*EXERCISE TASK:* Using the listing below, give the number of lines where "icon" appears, and nothing else.

*DATASET ENTRIES:*
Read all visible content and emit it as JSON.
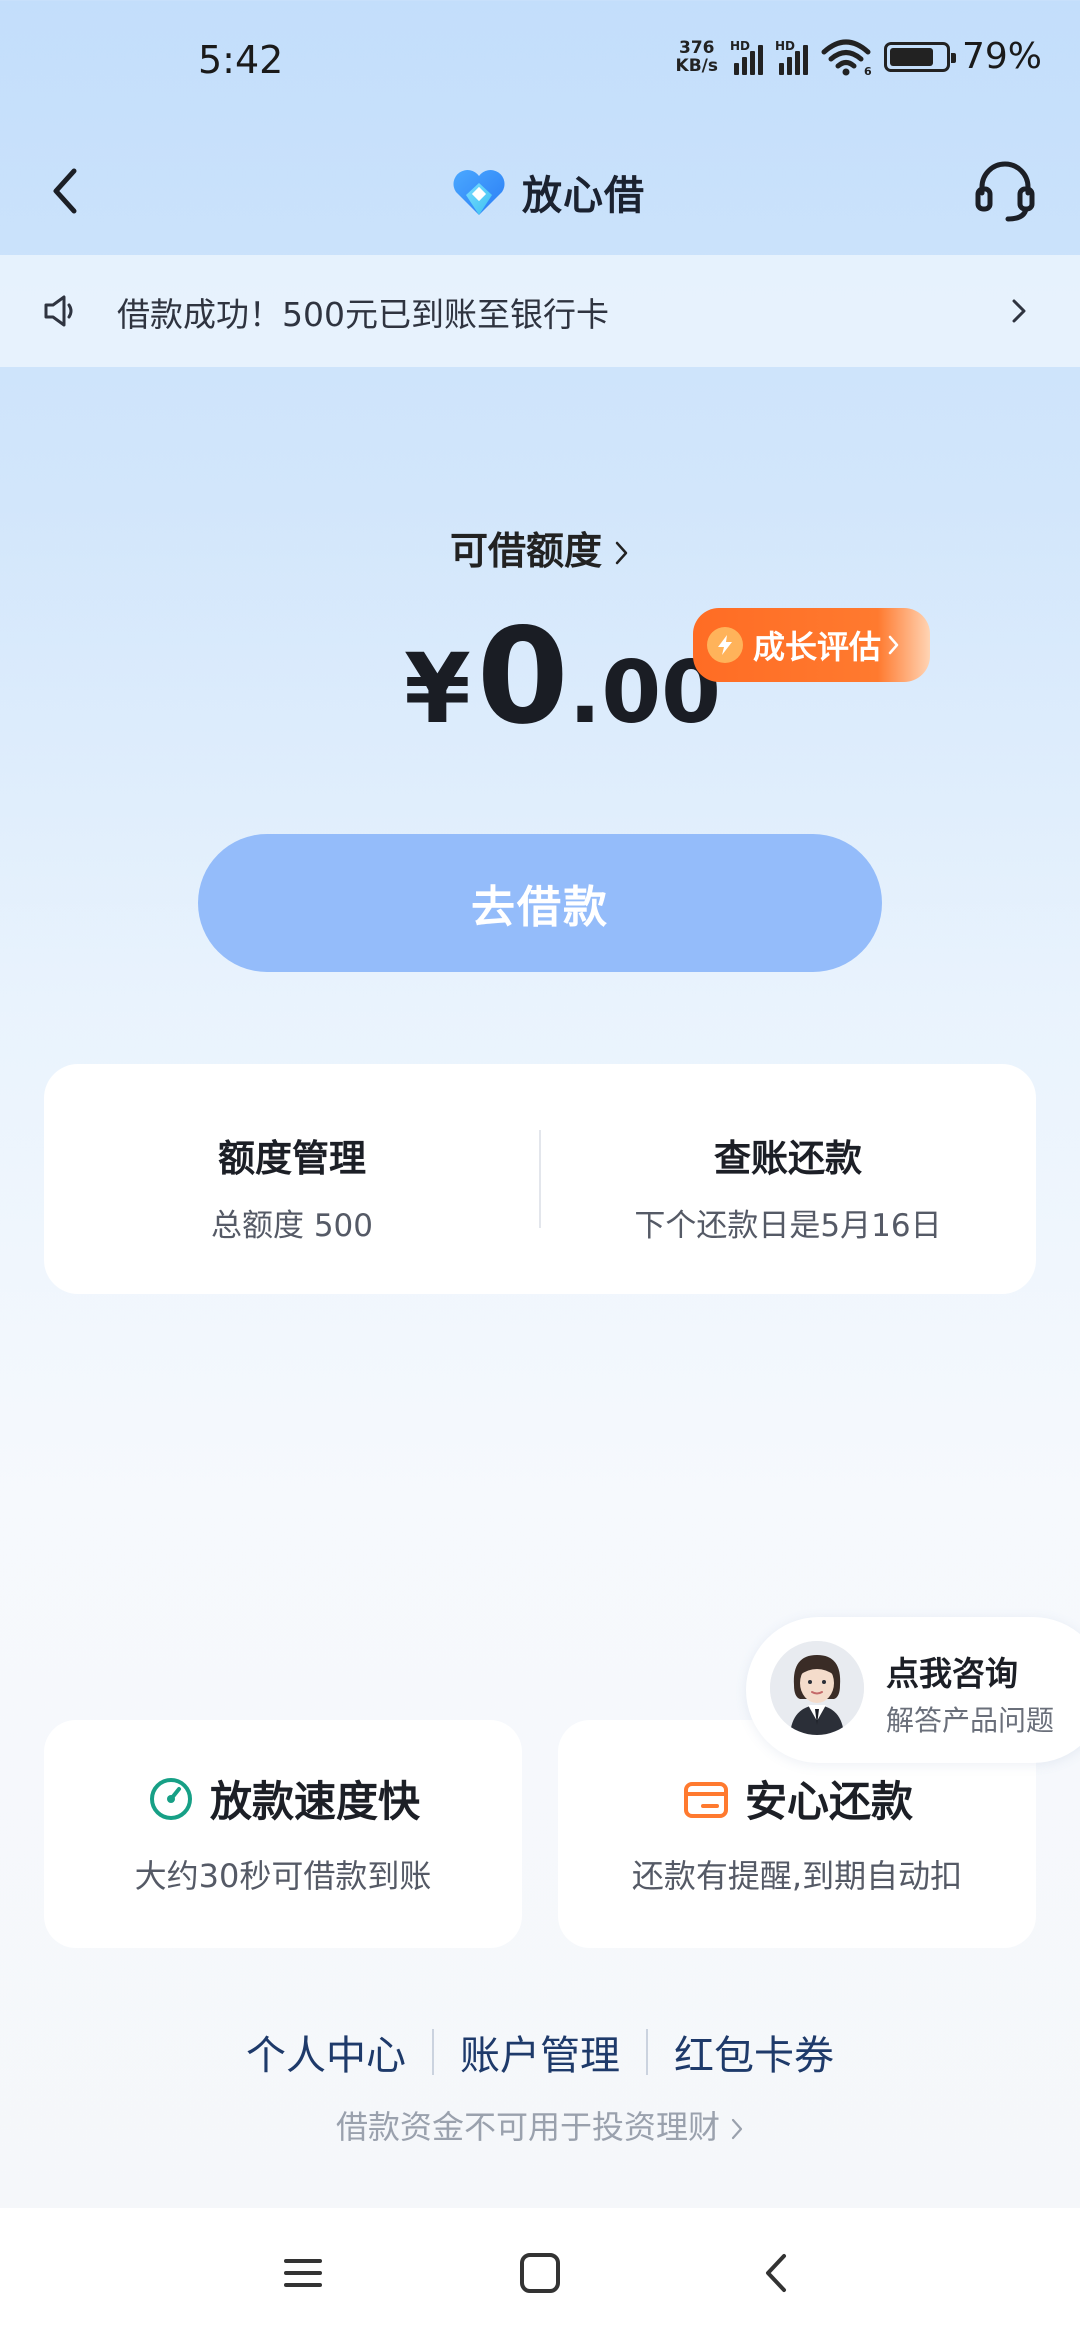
{
  "status_bar": {
    "time": "5:42",
    "net_speed_value": "376",
    "net_speed_unit": "KB/s",
    "sim1_label": "HD",
    "sim2_label": "HD",
    "wifi_label": "6",
    "battery_level": 0.79,
    "battery_pct": "79%"
  },
  "nav": {
    "title": "放心借",
    "back_icon": "chevron-left-icon",
    "service_icon": "headset-icon"
  },
  "notice": {
    "text": "借款成功！500元已到账至银行卡",
    "icon": "speaker-icon"
  },
  "credit": {
    "label": "可借额度",
    "currency": "¥",
    "amount_int": "0",
    "amount_dec": ".00",
    "growth_label": "成长评估"
  },
  "borrow_button": "去借款",
  "card": {
    "left_title": "额度管理",
    "left_sub": "总额度 500",
    "right_title": "查账还款",
    "right_sub": "下个还款日是5月16日"
  },
  "consult": {
    "title": "点我咨询",
    "sub": "解答产品问题"
  },
  "features": [
    {
      "title": "放款速度快",
      "sub": "大约30秒可借款到账",
      "icon": "speedometer-icon",
      "color": "#17a086"
    },
    {
      "title": "安心还款",
      "sub": "还款有提醒,到期自动扣",
      "icon": "wallet-icon",
      "color": "#ff7a2f"
    }
  ],
  "links": [
    "个人中心",
    "账户管理",
    "红包卡券"
  ],
  "disclaimer": "借款资金不可用于投资理财",
  "colors": {
    "accent_blue": "#94bcfa",
    "orange": "#ff6c24",
    "link": "#1e3a6a"
  }
}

*FULL RESPONSE:* 5